- _WORK TO BE COMPLETED_
List each line in which the string "informuje" appears.

>>>

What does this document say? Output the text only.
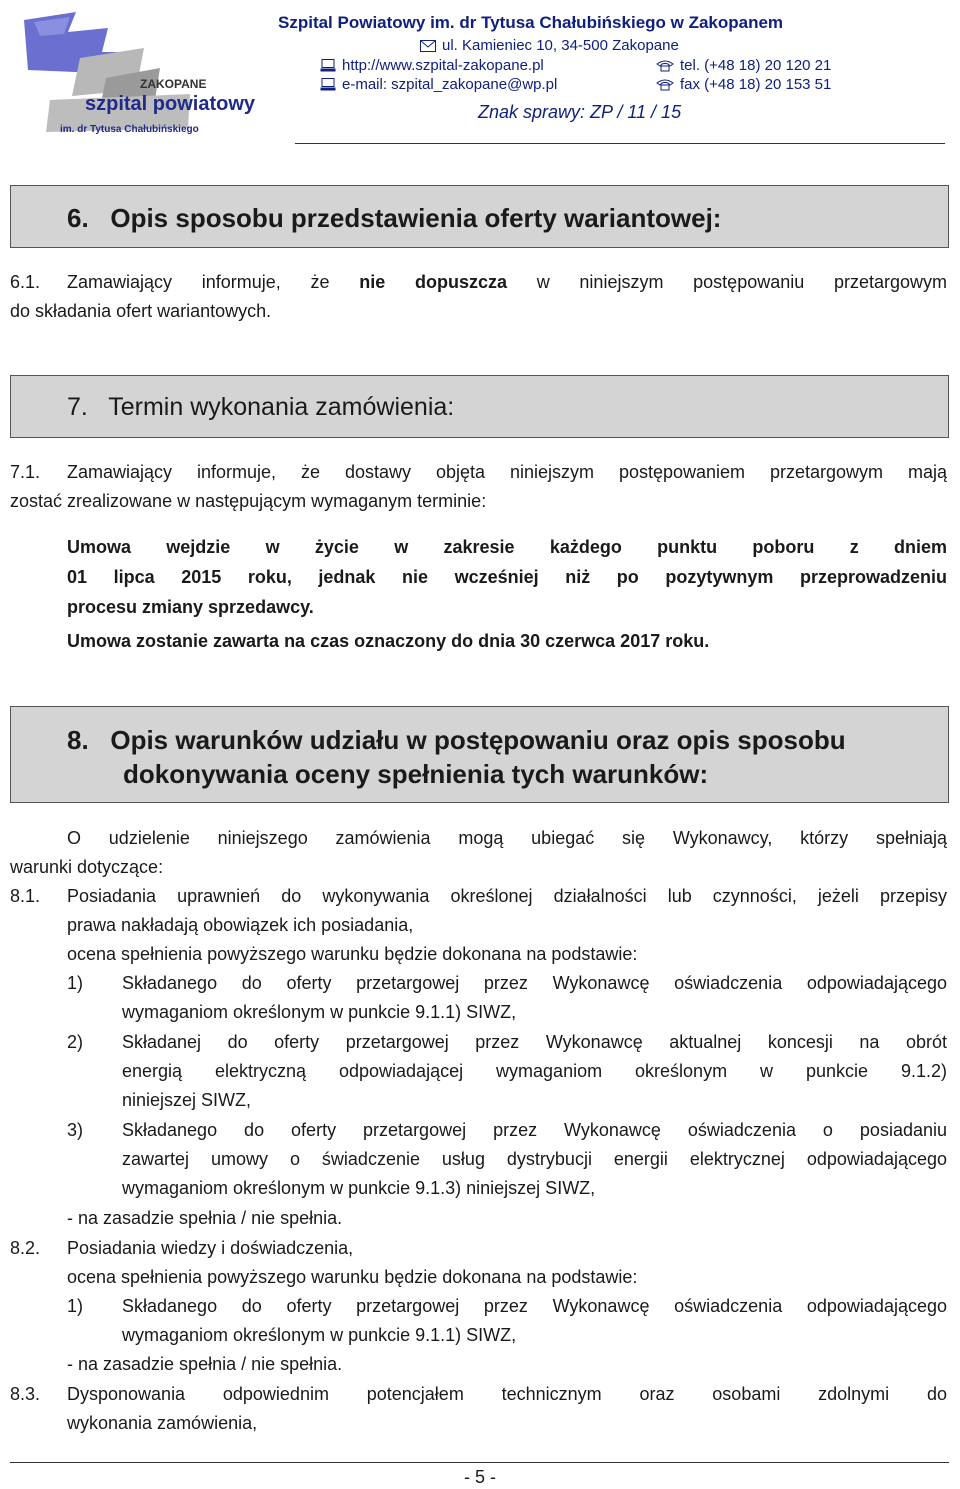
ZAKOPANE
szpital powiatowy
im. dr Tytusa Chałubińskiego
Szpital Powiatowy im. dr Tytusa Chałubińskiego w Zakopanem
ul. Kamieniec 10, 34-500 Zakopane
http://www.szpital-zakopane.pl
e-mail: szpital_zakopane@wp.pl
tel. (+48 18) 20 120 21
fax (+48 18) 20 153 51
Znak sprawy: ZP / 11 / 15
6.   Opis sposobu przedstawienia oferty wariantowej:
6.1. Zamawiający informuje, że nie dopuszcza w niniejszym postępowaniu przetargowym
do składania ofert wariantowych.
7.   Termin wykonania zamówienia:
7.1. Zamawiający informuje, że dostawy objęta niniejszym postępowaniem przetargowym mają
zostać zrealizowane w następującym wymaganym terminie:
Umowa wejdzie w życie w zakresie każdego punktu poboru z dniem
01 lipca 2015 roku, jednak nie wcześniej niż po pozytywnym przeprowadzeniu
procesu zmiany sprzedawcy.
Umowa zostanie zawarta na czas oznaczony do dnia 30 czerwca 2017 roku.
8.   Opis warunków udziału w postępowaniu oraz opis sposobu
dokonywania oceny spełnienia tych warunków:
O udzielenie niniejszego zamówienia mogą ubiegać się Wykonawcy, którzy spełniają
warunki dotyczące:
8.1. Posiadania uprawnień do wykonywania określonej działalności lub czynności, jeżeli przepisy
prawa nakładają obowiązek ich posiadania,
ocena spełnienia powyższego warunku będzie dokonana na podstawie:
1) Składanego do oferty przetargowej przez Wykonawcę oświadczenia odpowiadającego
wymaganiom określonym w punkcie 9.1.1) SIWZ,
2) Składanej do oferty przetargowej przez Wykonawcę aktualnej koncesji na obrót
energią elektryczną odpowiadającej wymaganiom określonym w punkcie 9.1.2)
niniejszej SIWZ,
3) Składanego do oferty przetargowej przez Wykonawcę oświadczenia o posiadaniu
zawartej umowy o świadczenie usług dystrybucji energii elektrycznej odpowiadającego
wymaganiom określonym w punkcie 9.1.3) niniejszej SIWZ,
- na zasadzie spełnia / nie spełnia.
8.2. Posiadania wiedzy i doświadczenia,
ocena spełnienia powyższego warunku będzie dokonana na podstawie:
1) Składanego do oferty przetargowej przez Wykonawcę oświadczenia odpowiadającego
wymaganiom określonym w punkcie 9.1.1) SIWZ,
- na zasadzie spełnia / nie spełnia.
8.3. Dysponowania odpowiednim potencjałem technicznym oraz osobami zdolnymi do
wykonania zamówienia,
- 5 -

<<<
>>>

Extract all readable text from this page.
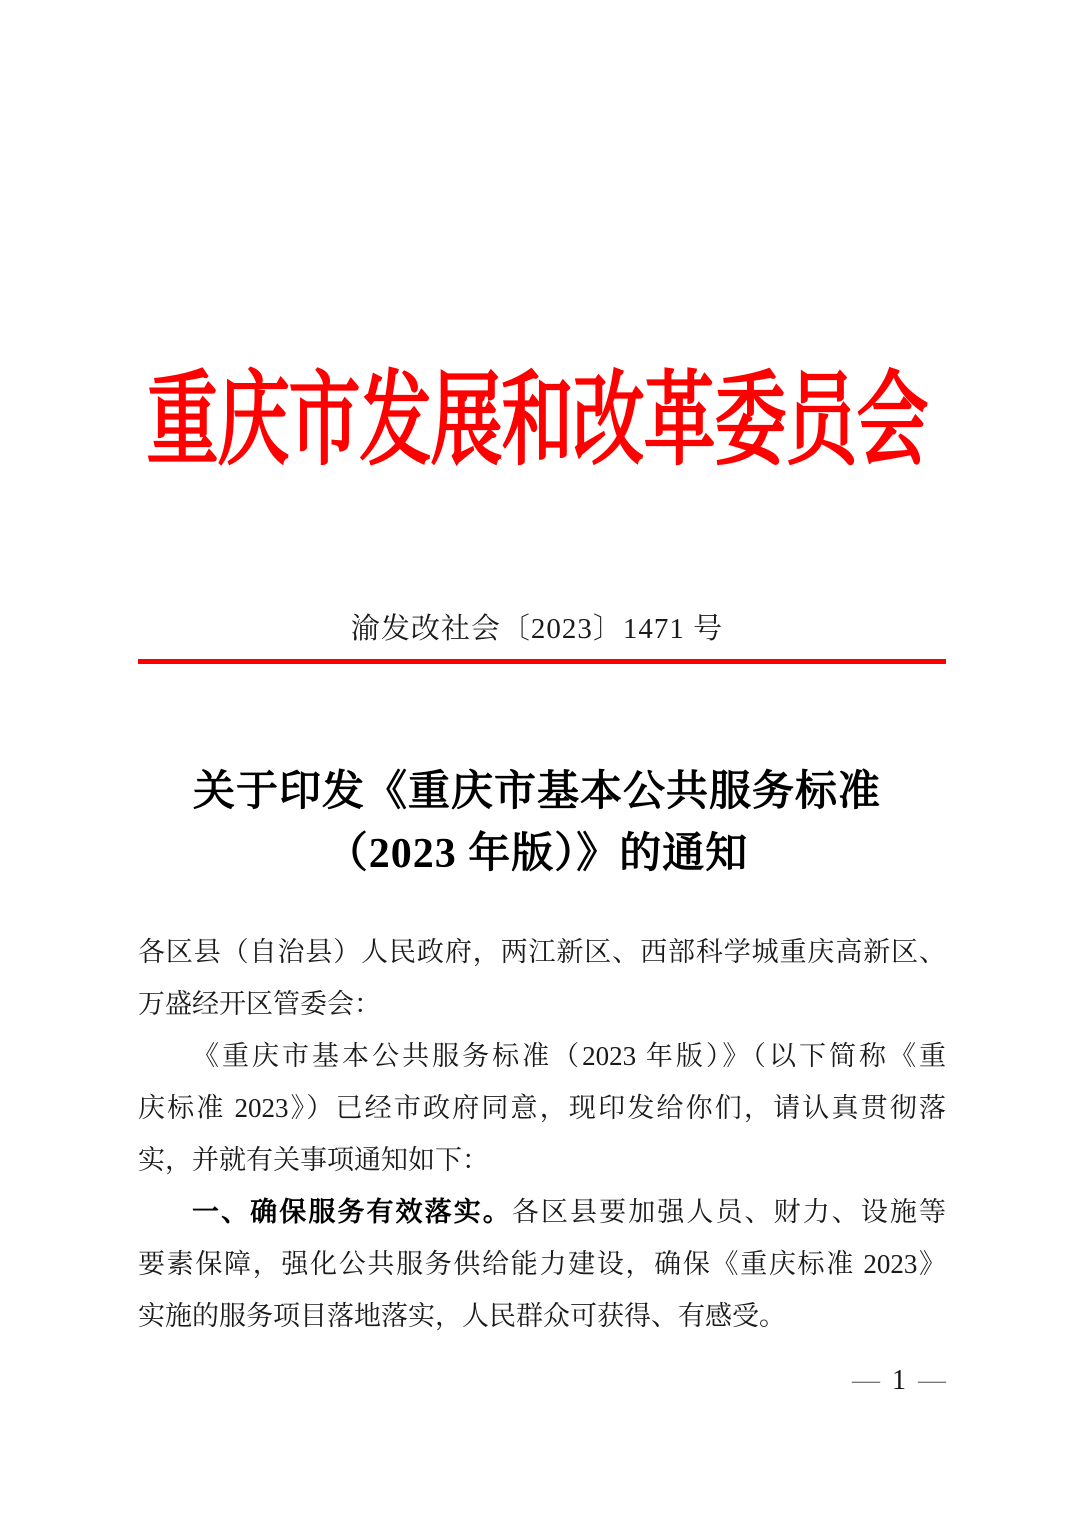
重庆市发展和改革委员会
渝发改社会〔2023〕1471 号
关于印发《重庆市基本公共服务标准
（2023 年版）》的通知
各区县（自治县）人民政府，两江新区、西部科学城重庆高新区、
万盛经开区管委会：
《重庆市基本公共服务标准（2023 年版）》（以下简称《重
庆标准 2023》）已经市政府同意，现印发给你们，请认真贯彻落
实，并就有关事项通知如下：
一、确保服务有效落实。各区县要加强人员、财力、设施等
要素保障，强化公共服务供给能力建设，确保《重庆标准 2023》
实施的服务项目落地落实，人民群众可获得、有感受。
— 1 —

<<<
>>>

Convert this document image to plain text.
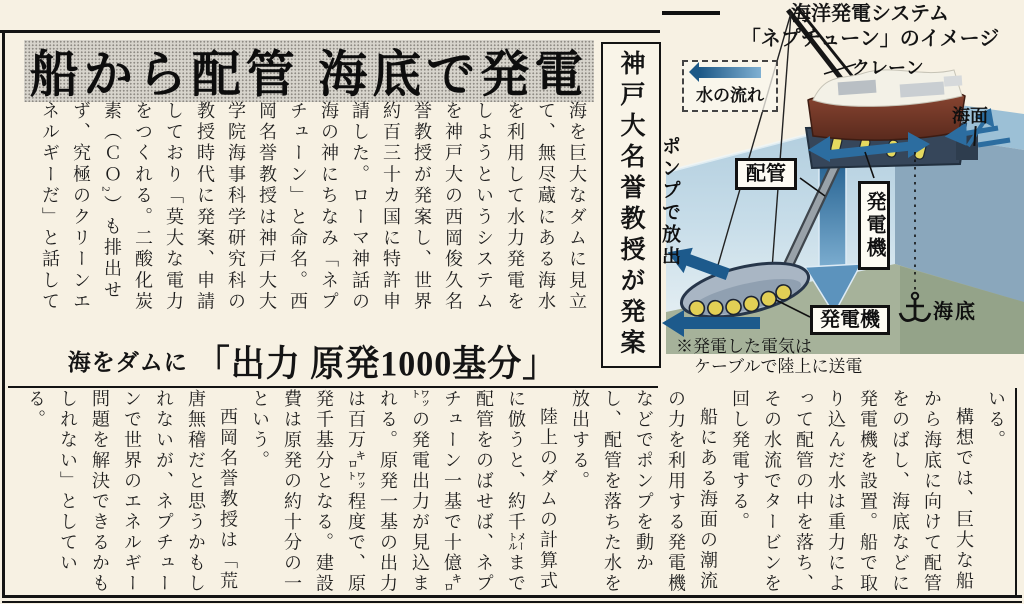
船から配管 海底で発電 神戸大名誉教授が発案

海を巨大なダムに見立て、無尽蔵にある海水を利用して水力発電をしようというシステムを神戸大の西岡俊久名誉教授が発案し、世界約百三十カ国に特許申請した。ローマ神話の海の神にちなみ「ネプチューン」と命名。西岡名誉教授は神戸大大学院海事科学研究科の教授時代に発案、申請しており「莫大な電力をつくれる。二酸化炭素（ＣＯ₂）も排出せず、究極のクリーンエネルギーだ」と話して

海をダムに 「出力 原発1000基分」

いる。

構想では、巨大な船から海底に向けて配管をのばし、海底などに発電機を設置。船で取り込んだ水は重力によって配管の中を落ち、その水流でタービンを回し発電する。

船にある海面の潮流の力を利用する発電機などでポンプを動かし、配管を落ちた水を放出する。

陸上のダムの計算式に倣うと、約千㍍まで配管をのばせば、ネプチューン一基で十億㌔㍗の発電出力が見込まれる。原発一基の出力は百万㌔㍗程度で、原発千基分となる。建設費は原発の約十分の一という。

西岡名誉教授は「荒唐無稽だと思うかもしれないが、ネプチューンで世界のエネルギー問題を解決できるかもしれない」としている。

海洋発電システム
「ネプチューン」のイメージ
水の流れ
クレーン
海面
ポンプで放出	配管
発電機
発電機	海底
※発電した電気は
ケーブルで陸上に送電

<<<

- _EXERCISE SOLUTION_
6.1. Zamawiający informuje, że nie dopuszcza w niniejszym postępowaniu przetargowym
7.1. Zamawiający informuje, że dostawy objęta niniejszym postępowaniem przetargowym mają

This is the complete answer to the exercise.